--- SUPPLIED RECORDS ---

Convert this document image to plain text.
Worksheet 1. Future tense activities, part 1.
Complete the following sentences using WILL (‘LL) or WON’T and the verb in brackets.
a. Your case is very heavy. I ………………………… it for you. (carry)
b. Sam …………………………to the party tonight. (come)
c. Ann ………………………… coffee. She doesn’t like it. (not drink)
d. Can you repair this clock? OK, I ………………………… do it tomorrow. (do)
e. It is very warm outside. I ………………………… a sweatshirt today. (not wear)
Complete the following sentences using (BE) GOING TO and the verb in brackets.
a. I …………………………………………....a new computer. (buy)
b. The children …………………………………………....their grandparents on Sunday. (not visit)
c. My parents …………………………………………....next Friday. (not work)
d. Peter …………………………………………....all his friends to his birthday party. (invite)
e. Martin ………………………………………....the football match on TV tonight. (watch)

---

Using the material above, count the lines containing the word "sentences". Reply with the number alone.

◆ WRITTEN RESPONSE ◆
2